WHAT TO WORK ON -> With the images removed, repeat the data below exactly.

+++ MATERIAL SUPPLIED +++

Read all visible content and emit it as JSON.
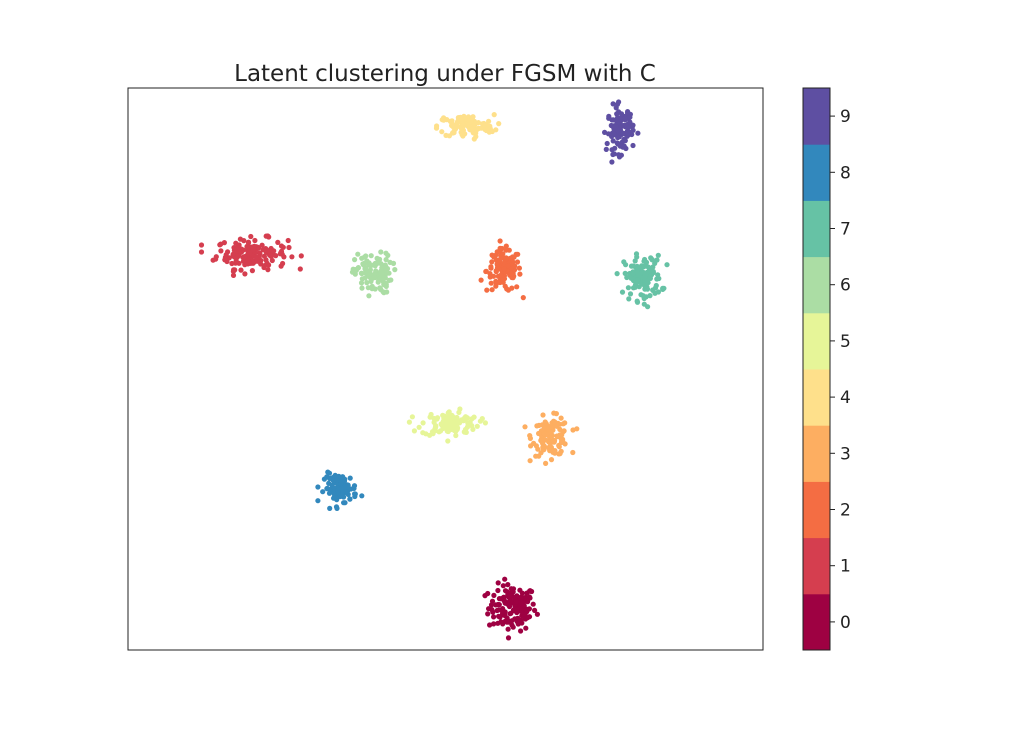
{
  "chart_data": {
    "type": "scatter",
    "title": "Latent clustering under FGSM with C",
    "xlabel": "",
    "ylabel": "",
    "x_ticks_visible": false,
    "y_ticks_visible": false,
    "xlim": [
      0,
      100
    ],
    "ylim": [
      0,
      100
    ],
    "grid": false,
    "legend": "colorbar-right",
    "colorbar": {
      "ticks": [
        "0",
        "1",
        "2",
        "3",
        "4",
        "5",
        "6",
        "7",
        "8",
        "9"
      ],
      "colors": [
        "#9e0142",
        "#d53e4f",
        "#f46d43",
        "#fdae61",
        "#fee08b",
        "#e6f598",
        "#abdda4",
        "#66c2a5",
        "#3288bd",
        "#5e4fa2"
      ]
    },
    "clusters": [
      {
        "label": 0,
        "center": [
          60.5,
          7.5
        ],
        "spread": [
          2.2,
          2.4
        ],
        "n": 140
      },
      {
        "label": 1,
        "center": [
          19.5,
          70.5
        ],
        "spread": [
          3.3,
          1.6
        ],
        "n": 160
      },
      {
        "label": 2,
        "center": [
          59.2,
          67.5
        ],
        "spread": [
          1.6,
          2.2
        ],
        "n": 120
      },
      {
        "label": 3,
        "center": [
          66.6,
          38.0
        ],
        "spread": [
          1.7,
          2.0
        ],
        "n": 120
      },
      {
        "label": 4,
        "center": [
          53.2,
          93.2
        ],
        "spread": [
          2.6,
          1.2
        ],
        "n": 110
      },
      {
        "label": 5,
        "center": [
          50.8,
          40.3
        ],
        "spread": [
          2.7,
          1.3
        ],
        "n": 110
      },
      {
        "label": 6,
        "center": [
          38.6,
          67.0
        ],
        "spread": [
          1.7,
          2.1
        ],
        "n": 110
      },
      {
        "label": 7,
        "center": [
          81.1,
          66.2
        ],
        "spread": [
          1.7,
          2.3
        ],
        "n": 120
      },
      {
        "label": 8,
        "center": [
          33.5,
          28.8
        ],
        "spread": [
          1.5,
          1.5
        ],
        "n": 100
      },
      {
        "label": 9,
        "center": [
          77.5,
          92.6
        ],
        "spread": [
          1.2,
          2.4
        ],
        "n": 110
      }
    ]
  }
}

+++

WRITTEN SOLUTION ->
Read all visible content and emit it as JSON.
{
  "chart_data": {
    "type": "scatter",
    "title": "Latent clustering under FGSM with C",
    "xlabel": "",
    "ylabel": "",
    "x_ticks_visible": false,
    "y_ticks_visible": false,
    "xlim": [
      0,
      100
    ],
    "ylim": [
      0,
      100
    ],
    "grid": false,
    "legend": "colorbar-right",
    "colorbar": {
      "ticks": [
        "0",
        "1",
        "2",
        "3",
        "4",
        "5",
        "6",
        "7",
        "8",
        "9"
      ],
      "colors": [
        "#9e0142",
        "#d53e4f",
        "#f46d43",
        "#fdae61",
        "#fee08b",
        "#e6f598",
        "#abdda4",
        "#66c2a5",
        "#3288bd",
        "#5e4fa2"
      ]
    },
    "clusters": [
      {
        "label": 0,
        "center": [
          60.5,
          7.5
        ],
        "spread": [
          2.2,
          2.4
        ],
        "n": 140
      },
      {
        "label": 1,
        "center": [
          19.5,
          70.5
        ],
        "spread": [
          3.3,
          1.6
        ],
        "n": 160
      },
      {
        "label": 2,
        "center": [
          59.2,
          67.5
        ],
        "spread": [
          1.6,
          2.2
        ],
        "n": 120
      },
      {
        "label": 3,
        "center": [
          66.6,
          38.0
        ],
        "spread": [
          1.7,
          2.0
        ],
        "n": 120
      },
      {
        "label": 4,
        "center": [
          53.2,
          93.2
        ],
        "spread": [
          2.6,
          1.2
        ],
        "n": 110
      },
      {
        "label": 5,
        "center": [
          50.8,
          40.3
        ],
        "spread": [
          2.7,
          1.3
        ],
        "n": 110
      },
      {
        "label": 6,
        "center": [
          38.6,
          67.0
        ],
        "spread": [
          1.7,
          2.1
        ],
        "n": 110
      },
      {
        "label": 7,
        "center": [
          81.1,
          66.2
        ],
        "spread": [
          1.7,
          2.3
        ],
        "n": 120
      },
      {
        "label": 8,
        "center": [
          33.5,
          28.8
        ],
        "spread": [
          1.5,
          1.5
        ],
        "n": 100
      },
      {
        "label": 9,
        "center": [
          77.5,
          92.6
        ],
        "spread": [
          1.2,
          2.4
        ],
        "n": 110
      }
    ]
  }
}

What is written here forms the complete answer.